-- begin THE RECORDS --
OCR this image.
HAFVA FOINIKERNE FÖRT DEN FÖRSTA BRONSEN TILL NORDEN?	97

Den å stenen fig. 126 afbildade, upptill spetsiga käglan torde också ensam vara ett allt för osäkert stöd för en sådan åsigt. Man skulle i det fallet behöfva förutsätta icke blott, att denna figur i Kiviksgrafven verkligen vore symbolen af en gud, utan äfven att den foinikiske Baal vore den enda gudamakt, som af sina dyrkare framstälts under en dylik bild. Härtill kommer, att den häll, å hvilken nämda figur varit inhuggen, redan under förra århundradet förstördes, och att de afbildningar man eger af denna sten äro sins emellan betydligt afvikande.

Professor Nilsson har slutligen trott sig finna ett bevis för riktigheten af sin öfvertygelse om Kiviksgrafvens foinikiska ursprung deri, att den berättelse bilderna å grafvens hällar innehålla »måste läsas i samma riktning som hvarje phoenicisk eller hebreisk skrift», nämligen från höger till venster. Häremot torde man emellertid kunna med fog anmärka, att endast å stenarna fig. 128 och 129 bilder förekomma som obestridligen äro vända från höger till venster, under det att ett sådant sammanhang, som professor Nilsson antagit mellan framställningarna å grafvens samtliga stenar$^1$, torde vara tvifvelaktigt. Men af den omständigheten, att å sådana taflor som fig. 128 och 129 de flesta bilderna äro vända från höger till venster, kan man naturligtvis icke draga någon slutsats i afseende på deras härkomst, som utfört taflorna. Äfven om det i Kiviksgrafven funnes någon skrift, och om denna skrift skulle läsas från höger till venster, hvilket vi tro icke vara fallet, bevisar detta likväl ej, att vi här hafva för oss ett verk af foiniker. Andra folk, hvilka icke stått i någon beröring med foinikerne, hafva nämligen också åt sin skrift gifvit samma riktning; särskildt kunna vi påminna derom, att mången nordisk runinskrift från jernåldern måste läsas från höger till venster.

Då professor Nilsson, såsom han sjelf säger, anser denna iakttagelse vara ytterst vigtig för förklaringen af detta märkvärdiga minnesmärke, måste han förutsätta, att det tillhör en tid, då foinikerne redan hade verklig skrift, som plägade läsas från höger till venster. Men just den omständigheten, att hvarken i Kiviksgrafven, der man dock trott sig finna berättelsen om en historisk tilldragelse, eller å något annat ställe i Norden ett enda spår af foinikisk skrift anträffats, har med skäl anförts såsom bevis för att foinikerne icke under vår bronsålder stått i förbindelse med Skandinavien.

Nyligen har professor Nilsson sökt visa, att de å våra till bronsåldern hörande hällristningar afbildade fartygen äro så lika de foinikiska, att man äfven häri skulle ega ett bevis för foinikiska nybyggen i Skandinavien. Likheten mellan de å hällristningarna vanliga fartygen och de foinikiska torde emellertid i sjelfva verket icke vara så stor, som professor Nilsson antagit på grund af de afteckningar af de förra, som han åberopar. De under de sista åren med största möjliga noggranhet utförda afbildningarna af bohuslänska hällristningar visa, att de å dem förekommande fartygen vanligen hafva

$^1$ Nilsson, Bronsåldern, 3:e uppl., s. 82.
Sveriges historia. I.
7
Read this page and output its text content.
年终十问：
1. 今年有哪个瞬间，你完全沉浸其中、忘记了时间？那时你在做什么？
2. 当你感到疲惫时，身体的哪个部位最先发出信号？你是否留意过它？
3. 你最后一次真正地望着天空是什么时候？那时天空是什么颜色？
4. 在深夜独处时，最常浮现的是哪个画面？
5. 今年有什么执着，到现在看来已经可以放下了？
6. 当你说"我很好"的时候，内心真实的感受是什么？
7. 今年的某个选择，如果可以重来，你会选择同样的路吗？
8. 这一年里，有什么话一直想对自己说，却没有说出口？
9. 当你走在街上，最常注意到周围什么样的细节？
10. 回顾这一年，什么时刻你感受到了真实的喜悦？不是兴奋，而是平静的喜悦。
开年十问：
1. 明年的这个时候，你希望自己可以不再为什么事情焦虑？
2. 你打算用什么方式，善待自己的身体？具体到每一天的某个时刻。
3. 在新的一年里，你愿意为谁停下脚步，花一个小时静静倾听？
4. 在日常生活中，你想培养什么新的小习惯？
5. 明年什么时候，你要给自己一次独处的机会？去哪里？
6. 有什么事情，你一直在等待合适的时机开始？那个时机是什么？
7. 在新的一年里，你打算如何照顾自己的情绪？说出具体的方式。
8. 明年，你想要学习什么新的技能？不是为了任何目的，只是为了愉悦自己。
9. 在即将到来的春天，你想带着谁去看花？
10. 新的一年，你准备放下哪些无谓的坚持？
-- end THE RECORDS --
_YOUR GOAL_
Every line above needs to be retyped exactly.

_OUTPUT OF THE TASK_
OCR this image.
HAFVA FOINIKERNE FÖRT DEN FÖRSTA BRONSEN TILL NORDEN?	97

Den å stenen fig. 126 afbildade, upptill spetsiga käglan torde också ensam vara ett allt för osäkert stöd för en sådan åsigt. Man skulle i det fallet behöfva förutsätta icke blott, att denna figur i Kiviksgrafven verkligen vore symbolen af en gud, utan äfven att den foinikiske Baal vore den enda gudamakt, som af sina dyrkare framstälts under en dylik bild. Härtill kommer, att den häll, å hvilken nämda figur varit inhuggen, redan under förra århundradet förstördes, och att de afbildningar man eger af denna sten äro sins emellan betydligt afvikande.

Professor Nilsson har slutligen trott sig finna ett bevis för riktigheten af sin öfvertygelse om Kiviksgrafvens foinikiska ursprung deri, att den berättelse bilderna å grafvens hällar innehålla »måste läsas i samma riktning som hvarje phoenicisk eller hebreisk skrift», nämligen från höger till venster. Häremot torde man emellertid kunna med fog anmärka, att endast å stenarna fig. 128 och 129 bilder förekomma som obestridligen äro vända från höger till venster, under det att ett sådant sammanhang, som professor Nilsson antagit mellan framställningarna å grafvens samtliga stenar$^1$, torde vara tvifvelaktigt. Men af den omständigheten, att å sådana taflor som fig. 128 och 129 de flesta bilderna äro vända från höger till venster, kan man naturligtvis icke draga någon slutsats i afseende på deras härkomst, som utfört taflorna. Äfven om det i Kiviksgrafven funnes någon skrift, och om denna skrift skulle läsas från höger till venster, hvilket vi tro icke vara fallet, bevisar detta likväl ej, att vi här hafva för oss ett verk af foiniker. Andra folk, hvilka icke stått i någon beröring med foinikerne, hafva nämligen också åt sin skrift gifvit samma riktning; särskildt kunna vi påminna derom, att mången nordisk runinskrift från jernåldern måste läsas från höger till venster.

Då professor Nilsson, såsom han sjelf säger, anser denna iakttagelse vara ytterst vigtig för förklaringen af detta märkvärdiga minnesmärke, måste han förutsätta, att det tillhör en tid, då foinikerne redan hade verklig skrift, som plägade läsas från höger till venster. Men just den omständigheten, att hvarken i Kiviksgrafven, der man dock trott sig finna berättelsen om en historisk tilldragelse, eller å något annat ställe i Norden ett enda spår af foinikisk skrift anträffats, har med skäl anförts såsom bevis för att foinikerne icke under vår bronsålder stått i förbindelse med Skandinavien.

Nyligen har professor Nilsson sökt visa, att de å våra till bronsåldern hörande hällristningar afbildade fartygen äro så lika de foinikiska, att man äfven häri skulle ega ett bevis för foinikiska nybyggen i Skandinavien. Likheten mellan de å hällristningarna vanliga fartygen och de foinikiska torde emellertid i sjelfva verket icke vara så stor, som professor Nilsson antagit på grund af de afteckningar af de förra, som han åberopar. De under de sista åren med största möjliga noggranhet utförda afbildningarna af bohuslänska hällristningar visa, att de å dem förekommande fartygen vanligen hafva

$^1$ Nilsson, Bronsåldern, 3:e uppl., s. 82.
Sveriges historia. I.
7
Read this page and output its text content.
年终十问：
1. 今年有哪个瞬间，你完全沉浸其中、忘记了时间？那时你在做什么？
2. 当你感到疲惫时，身体的哪个部位最先发出信号？你是否留意过它？
3. 你最后一次真正地望着天空是什么时候？那时天空是什么颜色？
4. 在深夜独处时，最常浮现的是哪个画面？
5. 今年有什么执着，到现在看来已经可以放下了？
6. 当你说"我很好"的时候，内心真实的感受是什么？
7. 今年的某个选择，如果可以重来，你会选择同样的路吗？
8. 这一年里，有什么话一直想对自己说，却没有说出口？
9. 当你走在街上，最常注意到周围什么样的细节？
10. 回顾这一年，什么时刻你感受到了真实的喜悦？不是兴奋，而是平静的喜悦。
开年十问：
1. 明年的这个时候，你希望自己可以不再为什么事情焦虑？
2. 你打算用什么方式，善待自己的身体？具体到每一天的某个时刻。
3. 在新的一年里，你愿意为谁停下脚步，花一个小时静静倾听？
4. 在日常生活中，你想培养什么新的小习惯？
5. 明年什么时候，你要给自己一次独处的机会？去哪里？
6. 有什么事情，你一直在等待合适的时机开始？那个时机是什么？
7. 在新的一年里，你打算如何照顾自己的情绪？说出具体的方式。
8. 明年，你想要学习什么新的技能？不是为了任何目的，只是为了愉悦自己。
9. 在即将到来的春天，你想带着谁去看花？
10. 新的一年，你准备放下哪些无谓的坚持？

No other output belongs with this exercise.